Exercise brief — Locate the word "Level" in the material, then show every line that holds it.

Exercise materials —
#####

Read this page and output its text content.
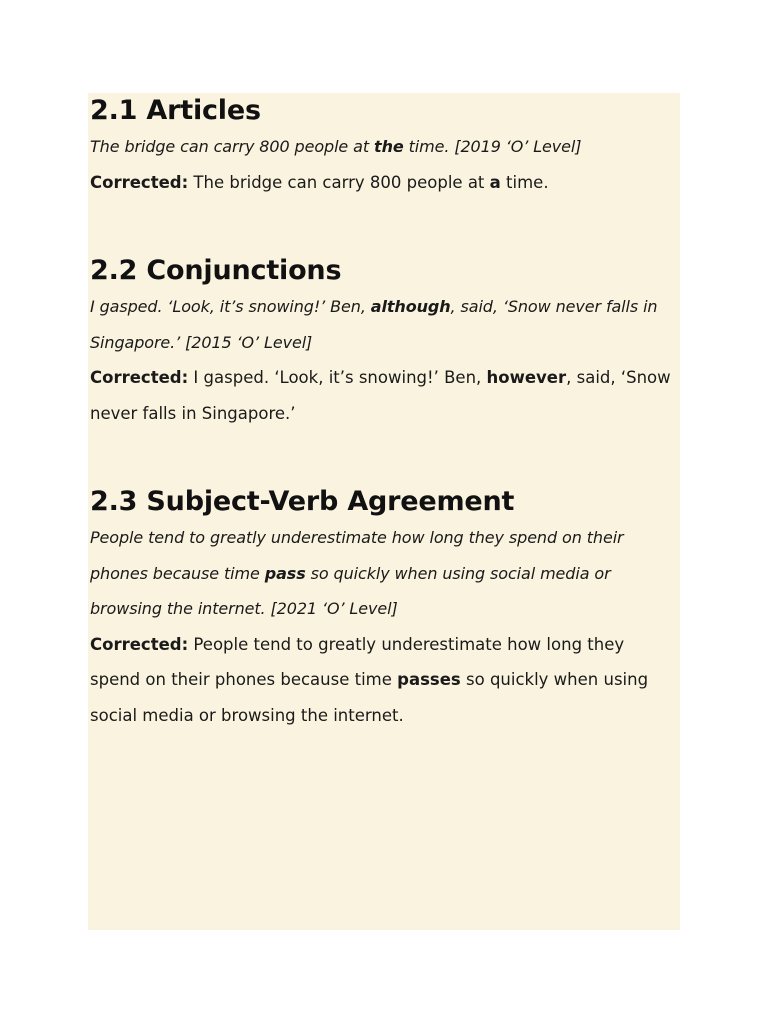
2.1 Articles

The bridge can carry 800 people at the time. [2019 ‘O’ Level]

Corrected: The bridge can carry 800 people at a time.

2.2 Conjunctions

I gasped. ‘Look, it’s snowing!’ Ben, although, said, ‘Snow never falls in Singapore.’ [2015 ‘O’ Level]

Corrected: I gasped. ‘Look, it’s snowing!’ Ben, however, said, ‘Snow never falls in Singapore.’

2.3 Subject-Verb Agreement

People tend to greatly underestimate how long they spend on their phones because time pass so quickly when using social media or browsing the internet. [2021 ‘O’ Level]

Corrected: People tend to greatly underestimate how long they spend on their phones because time passes so quickly when using social media or browsing the internet.
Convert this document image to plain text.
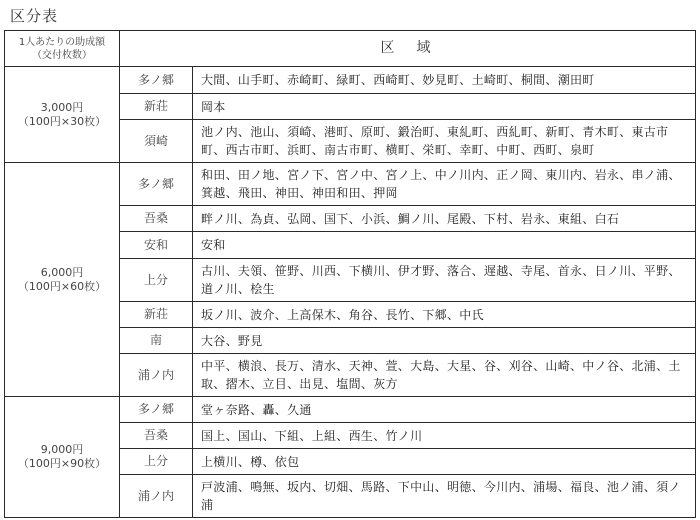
区分表
1人あたりの助成額
（交付枚数）	区　域	

3,000円
（100円×30枚）	多ノ郷	大間、山手町、赤崎町、緑町、西崎町、妙見町、土崎町、桐間、潮田町
	新荘	岡本
	須崎	池ノ内、池山、須崎、港町、原町、鍛治町、東糺町、西糺町、新町、青木町、東古市町、西古市町、浜町、南古市町、横町、栄町、幸町、中町、西町、泉町

6,000円
（100円×60枚）	多ノ郷	和田、田ノ地、宮ノ下、宮ノ中、宮ノ上、中ノ川内、正ノ岡、東川内、岩永、串ノ浦、箕越、飛田、神田、神田和田、押岡
	吾桑	畔ノ川、為貞、弘岡、国下、小浜、鯛ノ川、尾殿、下村、岩永、東組、白石
	安和	安和
	上分	古川、夫領、笹野、川西、下横川、伊才野、落合、遅越、寺尾、首永、日ノ川、平野、道ノ川、桧生
	新荘	坂ノ川、波介、上高保木、角谷、長竹、下郷、中氏
	南	大谷、野見
	浦ノ内	中平、横浪、長万、清水、天神、萱、大島、大星、谷、刈谷、山崎、中ノ谷、北浦、土取、摺木、立目、出見、塩間、灰方

9,000円
（100円×90枚）	多ノ郷	堂ヶ奈路、轟、久通
	吾桑	国上、国山、下組、上組、西生、竹ノ川
	上分	上横川、樽、依包
	浦ノ内	戸波浦、鳴無、坂内、切畑、馬路、下中山、明徳、今川内、浦場、福良、池ノ浦、須ノ浦
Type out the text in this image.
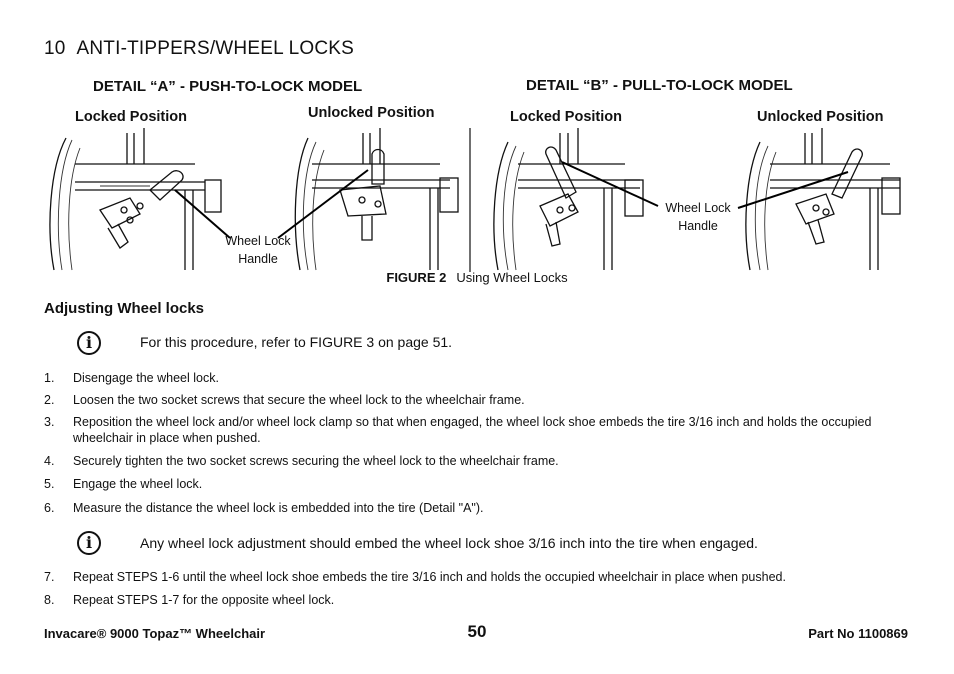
10 ANTI-TIPPERS/WHEEL LOCKS
DETAIL “A” - PUSH-TO-LOCK MODEL	DETAIL “B” - PULL-TO-LOCK MODEL
Locked Position	Unlocked Position	Locked Position	Unlocked Position
Wheel Lock
Handle
Wheel Lock
Handle
FIGURE 2 Using Wheel Locks
Adjusting Wheel locks
i	For this procedure, refer to FIGURE 3 on page 51.
1. Disengage the wheel lock.
2. Loosen the two socket screws that secure the wheel lock to the wheelchair frame.
3. Reposition the wheel lock and/or wheel lock clamp so that when engaged, the wheel lock shoe embeds the tire 3/16 inch and holds the occupied wheelchair in place when pushed.
4. Securely tighten the two socket screws securing the wheel lock to the wheelchair frame.
5. Engage the wheel lock.
6. Measure the distance the wheel lock is embedded into the tire (Detail "A").
i	Any wheel lock adjustment should embed the wheel lock shoe 3/16 inch into the tire when engaged.
7. Repeat STEPS 1-6 until the wheel lock shoe embeds the tire 3/16 inch and holds the occupied wheelchair in place when pushed.
8. Repeat STEPS 1-7 for the opposite wheel lock.
Invacare® 9000 Topaz™ Wheelchair	50	Part No 1100869
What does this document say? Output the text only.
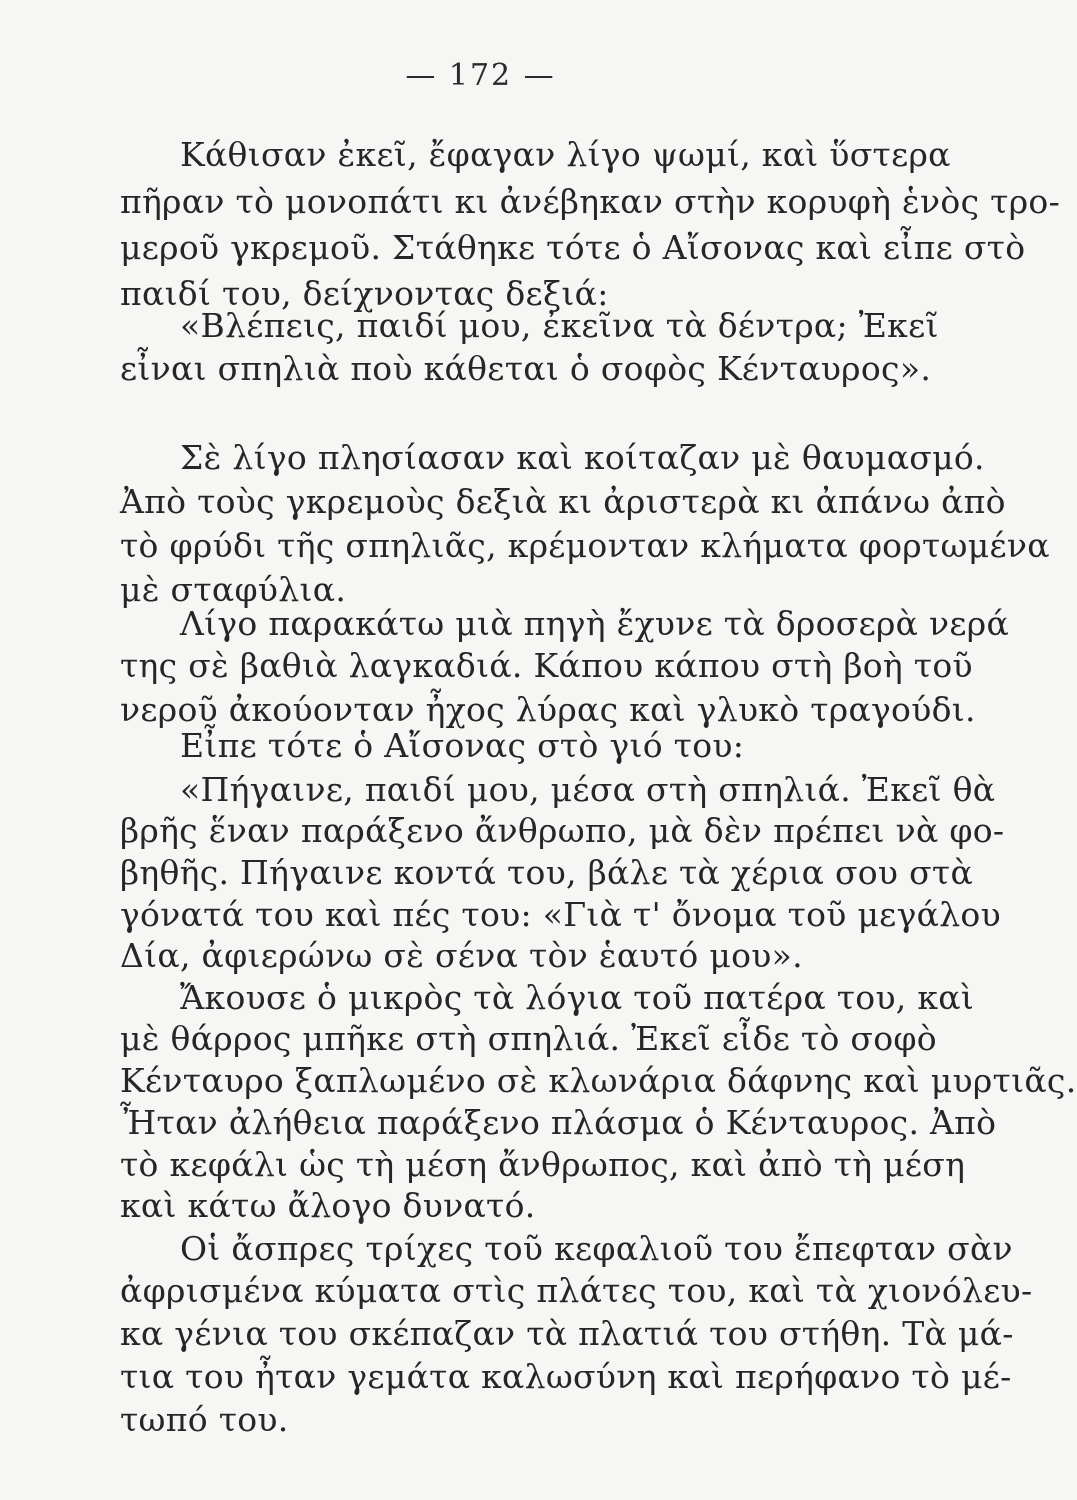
— 172 —
Κάθισαν ἐκεῖ, ἔφαγαν λίγο ψωμί, καὶ ὕστερα
πῆραν τὸ μονοπάτι κι ἀνέβηκαν στὴν κορυφὴ ἑνὸς τρο-
μεροῦ γκρεμοῦ. Στάθηκε τότε ὁ Αἴσονας καὶ εἶπε στὸ
παιδί του, δείχνοντας δεξιά:
«Βλέπεις, παιδί μου, ἐκεῖνα τὰ δέντρα; Ἐκεῖ
εἶναι σπηλιὰ ποὺ κάθεται ὁ σοφὸς Κένταυρος».
Σὲ λίγο πλησίασαν καὶ κοίταζαν μὲ θαυμασμό.
Ἀπὸ τοὺς γκρεμοὺς δεξιὰ κι ἀριστερὰ κι ἀπάνω ἀπὸ
τὸ φρύδι τῆς σπηλιᾶς, κρέμονταν κλήματα φορτωμένα
μὲ σταφύλια.
Λίγο παρακάτω μιὰ πηγὴ ἔχυνε τὰ δροσερὰ νερά
της σὲ βαθιὰ λαγκαδιά. Κάπου κάπου στὴ βοὴ τοῦ
νεροῦ ἀκούονταν ἦχος λύρας καὶ γλυκὸ τραγούδι.
Εἶπε τότε ὁ Αἴσονας στὸ γιό του:
«Πήγαινε, παιδί μου, μέσα στὴ σπηλιά. Ἐκεῖ θὰ
βρῆς ἕναν παράξενο ἄνθρωπο, μὰ δὲν πρέπει νὰ φο-
βηθῆς. Πήγαινε κοντά του, βάλε τὰ χέρια σου στὰ
γόνατά του καὶ πές του: «Γιὰ τ' ὄνομα τοῦ μεγάλου
Δία, ἀφιερώνω σὲ σένα τὸν ἑαυτό μου».
Ἄκουσε ὁ μικρὸς τὰ λόγια τοῦ πατέρα του, καὶ
μὲ θάρρος μπῆκε στὴ σπηλιά. Ἐκεῖ εἶδε τὸ σοφὸ
Κένταυρο ξαπλωμένο σὲ κλωνάρια δάφνης καὶ μυρτιᾶς.
Ἦταν ἀλήθεια παράξενο πλάσμα ὁ Κένταυρος. Ἀπὸ
τὸ κεφάλι ὡς τὴ μέση ἄνθρωπος, καὶ ἀπὸ τὴ μέση
καὶ κάτω ἄλογο δυνατό.
Οἱ ἄσπρες τρίχες τοῦ κεφαλιοῦ του ἔπεφταν σὰν
ἀφρισμένα κύματα στὶς πλάτες του, καὶ τὰ χιονόλευ-
κα γένια του σκέπαζαν τὰ πλατιά του στήθη. Τὰ μά-
τια του ἦταν γεμάτα καλωσύνη καὶ περήφανο τὸ μέ-
τωπό του.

#####

Exercise answer —
The bridge can carry 800 people at the time. [2019 ‘O’ Level]
I gasped. ‘Look, it’s snowing!’ Ben, although, said, ‘Snow never falls in Singapore.’ [2015 ‘O’ Level]
People tend to greatly underestimate how long they spend on their phones because time pass so quickly when using social media or browsing the internet. [2021 ‘O’ Level]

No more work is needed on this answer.